SHORT EXERCISE - Lay out every one of the lines below as a Markdown table with two columns, "Row" and "Line." Put each line's row number in the first column and the line itself in the second, and omit any blank lines.

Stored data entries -

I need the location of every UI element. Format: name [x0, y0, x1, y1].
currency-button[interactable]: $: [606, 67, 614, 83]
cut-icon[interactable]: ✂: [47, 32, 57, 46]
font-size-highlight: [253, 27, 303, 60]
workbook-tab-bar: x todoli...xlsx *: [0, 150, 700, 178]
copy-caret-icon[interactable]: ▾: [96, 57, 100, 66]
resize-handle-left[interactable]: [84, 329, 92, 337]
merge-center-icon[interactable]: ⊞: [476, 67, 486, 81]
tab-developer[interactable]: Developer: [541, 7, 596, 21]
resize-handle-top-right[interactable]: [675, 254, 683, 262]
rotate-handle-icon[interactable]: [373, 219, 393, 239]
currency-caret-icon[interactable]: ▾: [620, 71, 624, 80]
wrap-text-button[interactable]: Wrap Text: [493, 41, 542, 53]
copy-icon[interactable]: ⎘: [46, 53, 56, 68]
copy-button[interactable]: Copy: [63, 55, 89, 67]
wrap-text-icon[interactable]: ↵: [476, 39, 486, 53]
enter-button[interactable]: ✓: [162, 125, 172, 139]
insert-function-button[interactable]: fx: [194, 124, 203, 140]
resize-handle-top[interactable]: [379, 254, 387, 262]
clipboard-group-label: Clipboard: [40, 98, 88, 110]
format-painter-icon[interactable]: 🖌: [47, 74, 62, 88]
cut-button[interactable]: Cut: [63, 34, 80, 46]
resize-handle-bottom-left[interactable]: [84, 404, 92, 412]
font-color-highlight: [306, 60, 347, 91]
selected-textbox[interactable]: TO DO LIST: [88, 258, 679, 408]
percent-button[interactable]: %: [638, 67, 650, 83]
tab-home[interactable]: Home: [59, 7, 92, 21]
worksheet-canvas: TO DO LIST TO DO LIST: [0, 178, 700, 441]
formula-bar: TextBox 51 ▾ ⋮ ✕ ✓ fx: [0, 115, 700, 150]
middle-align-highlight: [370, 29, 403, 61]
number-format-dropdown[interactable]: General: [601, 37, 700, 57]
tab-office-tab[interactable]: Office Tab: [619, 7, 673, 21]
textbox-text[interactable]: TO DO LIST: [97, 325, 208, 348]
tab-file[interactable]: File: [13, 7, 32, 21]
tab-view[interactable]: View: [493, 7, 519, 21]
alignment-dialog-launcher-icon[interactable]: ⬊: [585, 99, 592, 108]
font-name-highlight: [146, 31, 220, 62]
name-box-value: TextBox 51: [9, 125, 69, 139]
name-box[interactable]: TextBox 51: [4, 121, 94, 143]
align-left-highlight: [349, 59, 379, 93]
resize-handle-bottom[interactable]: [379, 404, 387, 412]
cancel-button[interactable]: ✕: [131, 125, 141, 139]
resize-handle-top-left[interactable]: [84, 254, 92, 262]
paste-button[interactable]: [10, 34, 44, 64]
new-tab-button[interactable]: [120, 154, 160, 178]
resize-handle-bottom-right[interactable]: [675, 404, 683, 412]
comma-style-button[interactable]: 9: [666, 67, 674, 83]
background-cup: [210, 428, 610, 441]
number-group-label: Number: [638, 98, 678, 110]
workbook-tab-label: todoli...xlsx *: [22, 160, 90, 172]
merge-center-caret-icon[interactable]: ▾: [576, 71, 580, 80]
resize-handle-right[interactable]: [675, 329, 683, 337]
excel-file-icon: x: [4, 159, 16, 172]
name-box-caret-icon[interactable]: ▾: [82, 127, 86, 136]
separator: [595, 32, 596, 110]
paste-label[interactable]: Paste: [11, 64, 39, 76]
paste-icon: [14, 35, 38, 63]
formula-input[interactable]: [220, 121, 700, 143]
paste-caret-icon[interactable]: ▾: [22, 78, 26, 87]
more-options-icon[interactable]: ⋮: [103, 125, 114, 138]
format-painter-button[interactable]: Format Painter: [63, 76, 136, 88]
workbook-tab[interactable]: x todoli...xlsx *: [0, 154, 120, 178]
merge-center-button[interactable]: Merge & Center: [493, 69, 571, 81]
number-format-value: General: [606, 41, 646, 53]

FULL RESPONSE -
| Row | Line |
|---|---|
| 1 | I need the location of every UI element. Format: name [x0, y0, x1, y1]. |
| 2 | currency-button[interactable]: $: [606, 67, 614, 83] |
| 3 | cut-icon[interactable]: ✂: [47, 32, 57, 46] |
| 4 | font-size-highlight: [253, 27, 303, 60] |
| 5 | workbook-tab-bar: x todoli...xlsx *: [0, 150, 700, 178] |
| 6 | copy-caret-icon[interactable]: ▾: [96, 57, 100, 66] |
| 7 | resize-handle-left[interactable]: [84, 329, 92, 337] |
| 8 | merge-center-icon[interactable]: ⊞: [476, 67, 486, 81] |
| 9 | tab-developer[interactable]: Developer: [541, 7, 596, 21] |
| 10 | resize-handle-top-right[interactable]: [675, 254, 683, 262] |
| 11 | rotate-handle-icon[interactable]: [373, 219, 393, 239] |
| 12 | currency-caret-icon[interactable]: ▾: [620, 71, 624, 80] |
| 13 | wrap-text-button[interactable]: Wrap Text: [493, 41, 542, 53] |
| 14 | copy-icon[interactable]: ⎘: [46, 53, 56, 68] |
| 15 | copy-button[interactable]: Copy: [63, 55, 89, 67] |
| 16 | wrap-text-icon[interactable]: ↵: [476, 39, 486, 53] |
| 17 | enter-button[interactable]: ✓: [162, 125, 172, 139] |
| 18 | insert-function-button[interactable]: fx: [194, 124, 203, 140] |
| 19 | resize-handle-top[interactable]: [379, 254, 387, 262] |
| 20 | clipboard-group-label: Clipboard: [40, 98, 88, 110] |
| 21 | format-painter-icon[interactable]: 🖌: [47, 74, 62, 88] |
| 22 | cut-button[interactable]: Cut: [63, 34, 80, 46] |
| 23 | resize-handle-bottom-left[interactable]: [84, 404, 92, 412] |
| 24 | font-color-highlight: [306, 60, 347, 91] |
| 25 | selected-textbox[interactable]: TO DO LIST: [88, 258, 679, 408] |
| 26 | percent-button[interactable]: %: [638, 67, 650, 83] |
| 27 | tab-home[interactable]: Home: [59, 7, 92, 21] |
| 28 | worksheet-canvas: TO DO LIST TO DO LIST: [0, 178, 700, 441] |
| 29 | formula-bar: TextBox 51 ▾ ⋮ ✕ ✓ fx: [0, 115, 700, 150] |
| 30 | middle-align-highlight: [370, 29, 403, 61] |
| 31 | number-format-dropdown[interactable]: General: [601, 37, 700, 57] |
| 32 | tab-office-tab[interactable]: Office Tab: [619, 7, 673, 21] |
| 33 | textbox-text[interactable]: TO DO LIST: [97, 325, 208, 348] |
| 34 | tab-file[interactable]: File: [13, 7, 32, 21] |
| 35 | tab-view[interactable]: View: [493, 7, 519, 21] |
| 36 | alignment-dialog-launcher-icon[interactable]: ⬊: [585, 99, 592, 108] |
| 37 | font-name-highlight: [146, 31, 220, 62] |
| 38 | name-box-value: TextBox 51: [9, 125, 69, 139] |
| 39 | name-box[interactable]: TextBox 51: [4, 121, 94, 143] |
| 40 | align-left-highlight: [349, 59, 379, 93] |
| 41 | resize-handle-bottom[interactable]: [379, 404, 387, 412] |
| 42 | cancel-button[interactable]: ✕: [131, 125, 141, 139] |
| 43 | resize-handle-top-left[interactable]: [84, 254, 92, 262] |
| 44 | paste-button[interactable]: [10, 34, 44, 64] |
| 45 | new-tab-button[interactable]: [120, 154, 160, 178] |
| 46 | resize-handle-bottom-right[interactable]: [675, 404, 683, 412] |
| 47 | comma-style-button[interactable]: 9: [666, 67, 674, 83] |
| 48 | background-cup: [210, 428, 610, 441] |
| 49 | number-group-label: Number: [638, 98, 678, 110] |
| 50 | workbook-tab-label: todoli...xlsx *: [22, 160, 90, 172] |
| 51 | merge-center-caret-icon[interactable]: ▾: [576, 71, 580, 80] |
| 52 | resize-handle-right[interactable]: [675, 329, 683, 337] |
| 53 | excel-file-icon: x: [4, 159, 16, 172] |
| 54 | name-box-caret-icon[interactable]: ▾: [82, 127, 86, 136] |
| 55 | separator: [595, 32, 596, 110] |
| 56 | paste-label[interactable]: Paste: [11, 64, 39, 76] |
| 57 | paste-icon: [14, 35, 38, 63] |
| 58 | formula-input[interactable]: [220, 121, 700, 143] |
| 59 | paste-caret-icon[interactable]: ▾: [22, 78, 26, 87] |
| 60 | more-options-icon[interactable]: ⋮: [103, 125, 114, 138] |
| 61 | format-painter-button[interactable]: Format Painter: [63, 76, 136, 88] |
| 62 | workbook-tab[interactable]: x todoli...xlsx *: [0, 154, 120, 178] |
| 63 | merge-center-button[interactable]: Merge & Center: [493, 69, 571, 81] |
| 64 | number-format-value: General: [606, 41, 646, 53] |